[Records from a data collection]

- - - -

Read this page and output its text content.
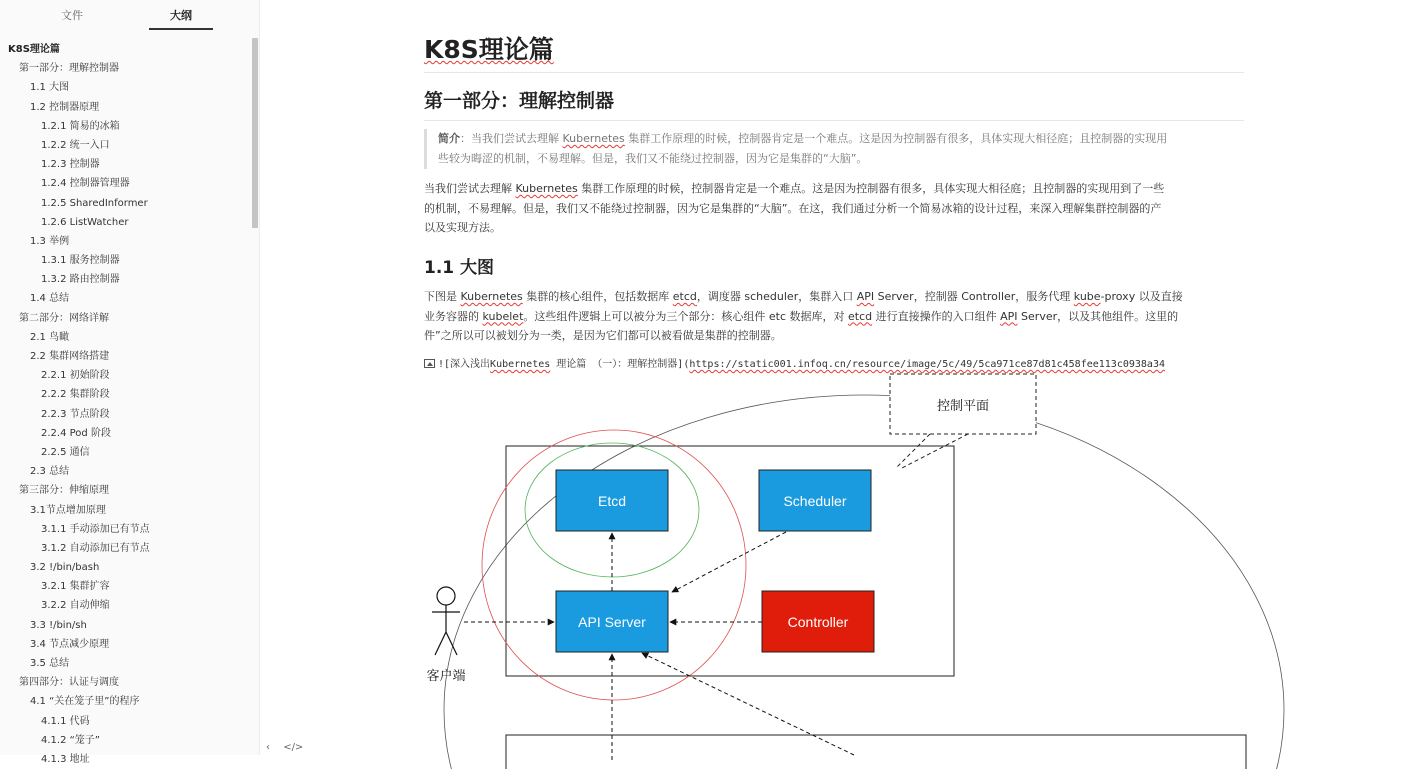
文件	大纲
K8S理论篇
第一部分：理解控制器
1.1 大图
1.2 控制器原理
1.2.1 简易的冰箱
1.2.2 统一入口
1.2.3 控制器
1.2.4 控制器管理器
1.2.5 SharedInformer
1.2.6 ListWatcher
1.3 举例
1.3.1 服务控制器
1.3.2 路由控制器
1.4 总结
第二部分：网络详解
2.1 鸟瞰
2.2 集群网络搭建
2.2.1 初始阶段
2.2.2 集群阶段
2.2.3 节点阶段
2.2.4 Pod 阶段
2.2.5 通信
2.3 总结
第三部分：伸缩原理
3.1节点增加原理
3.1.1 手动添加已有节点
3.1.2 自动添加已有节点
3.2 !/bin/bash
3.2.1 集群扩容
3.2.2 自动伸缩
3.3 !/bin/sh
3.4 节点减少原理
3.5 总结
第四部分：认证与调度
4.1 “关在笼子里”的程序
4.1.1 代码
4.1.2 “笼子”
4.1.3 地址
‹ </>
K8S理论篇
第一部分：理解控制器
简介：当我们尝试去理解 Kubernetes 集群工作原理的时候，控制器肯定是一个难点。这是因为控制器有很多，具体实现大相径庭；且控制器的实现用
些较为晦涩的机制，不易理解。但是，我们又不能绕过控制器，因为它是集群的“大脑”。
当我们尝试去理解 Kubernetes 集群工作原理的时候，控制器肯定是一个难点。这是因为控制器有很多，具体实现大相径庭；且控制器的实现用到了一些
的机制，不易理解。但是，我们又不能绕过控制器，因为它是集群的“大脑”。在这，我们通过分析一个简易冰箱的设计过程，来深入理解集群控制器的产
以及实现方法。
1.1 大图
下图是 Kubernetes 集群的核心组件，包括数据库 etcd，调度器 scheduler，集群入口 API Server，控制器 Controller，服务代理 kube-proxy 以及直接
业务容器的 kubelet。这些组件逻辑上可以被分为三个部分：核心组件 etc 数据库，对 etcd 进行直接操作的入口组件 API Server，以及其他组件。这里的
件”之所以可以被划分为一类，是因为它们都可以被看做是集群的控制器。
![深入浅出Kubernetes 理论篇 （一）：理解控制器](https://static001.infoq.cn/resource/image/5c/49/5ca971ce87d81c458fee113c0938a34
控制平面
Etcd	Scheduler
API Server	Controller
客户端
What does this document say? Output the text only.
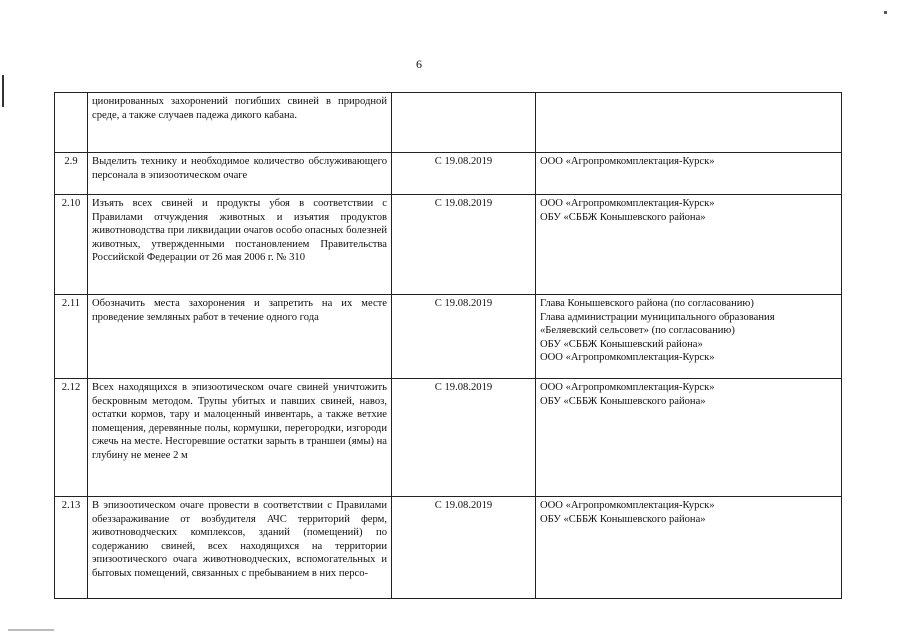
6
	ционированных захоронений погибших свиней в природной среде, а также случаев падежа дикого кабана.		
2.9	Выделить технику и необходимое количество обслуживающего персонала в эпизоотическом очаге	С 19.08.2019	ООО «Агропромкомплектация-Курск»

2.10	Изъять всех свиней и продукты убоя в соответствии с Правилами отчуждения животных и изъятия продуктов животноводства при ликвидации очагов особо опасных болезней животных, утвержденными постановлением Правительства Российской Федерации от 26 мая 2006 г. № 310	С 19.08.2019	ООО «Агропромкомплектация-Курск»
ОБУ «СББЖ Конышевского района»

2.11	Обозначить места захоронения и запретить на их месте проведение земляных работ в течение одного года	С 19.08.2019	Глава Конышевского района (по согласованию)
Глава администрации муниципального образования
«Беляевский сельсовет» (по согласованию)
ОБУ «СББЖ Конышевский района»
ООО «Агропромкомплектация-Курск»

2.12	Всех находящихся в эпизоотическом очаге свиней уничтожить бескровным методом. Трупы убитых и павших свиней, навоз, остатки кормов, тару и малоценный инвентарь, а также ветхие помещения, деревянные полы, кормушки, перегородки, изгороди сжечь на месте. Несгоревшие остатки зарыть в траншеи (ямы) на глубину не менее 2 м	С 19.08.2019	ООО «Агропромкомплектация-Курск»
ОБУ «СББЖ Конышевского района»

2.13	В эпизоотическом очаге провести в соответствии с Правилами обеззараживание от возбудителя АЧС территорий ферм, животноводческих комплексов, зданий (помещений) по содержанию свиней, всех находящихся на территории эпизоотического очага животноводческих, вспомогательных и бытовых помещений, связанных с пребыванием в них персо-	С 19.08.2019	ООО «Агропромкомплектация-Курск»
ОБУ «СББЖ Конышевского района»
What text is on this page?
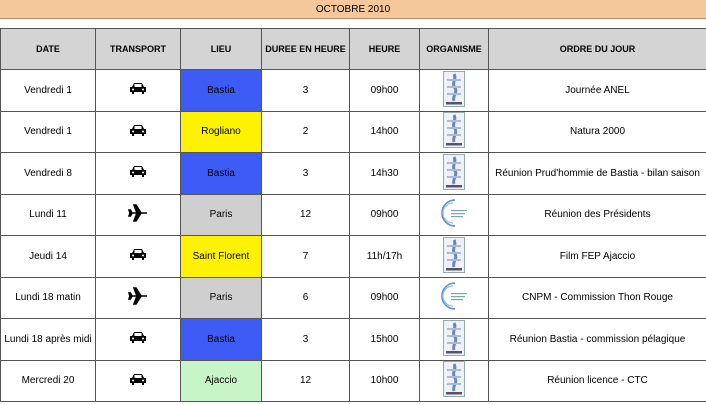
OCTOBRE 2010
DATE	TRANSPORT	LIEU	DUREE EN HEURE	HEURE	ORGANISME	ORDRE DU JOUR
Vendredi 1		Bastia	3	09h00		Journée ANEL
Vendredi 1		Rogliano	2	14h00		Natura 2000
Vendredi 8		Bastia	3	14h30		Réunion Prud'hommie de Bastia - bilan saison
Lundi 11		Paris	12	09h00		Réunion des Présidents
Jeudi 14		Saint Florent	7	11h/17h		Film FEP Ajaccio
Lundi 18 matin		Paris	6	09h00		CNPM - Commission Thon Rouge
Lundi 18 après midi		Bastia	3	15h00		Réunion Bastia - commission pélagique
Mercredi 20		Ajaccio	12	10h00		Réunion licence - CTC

- - - -

- _Set exercise_:
Count up the lines in the listing that hold the word "Réunion", and give that number only.

- _Correct response_:
4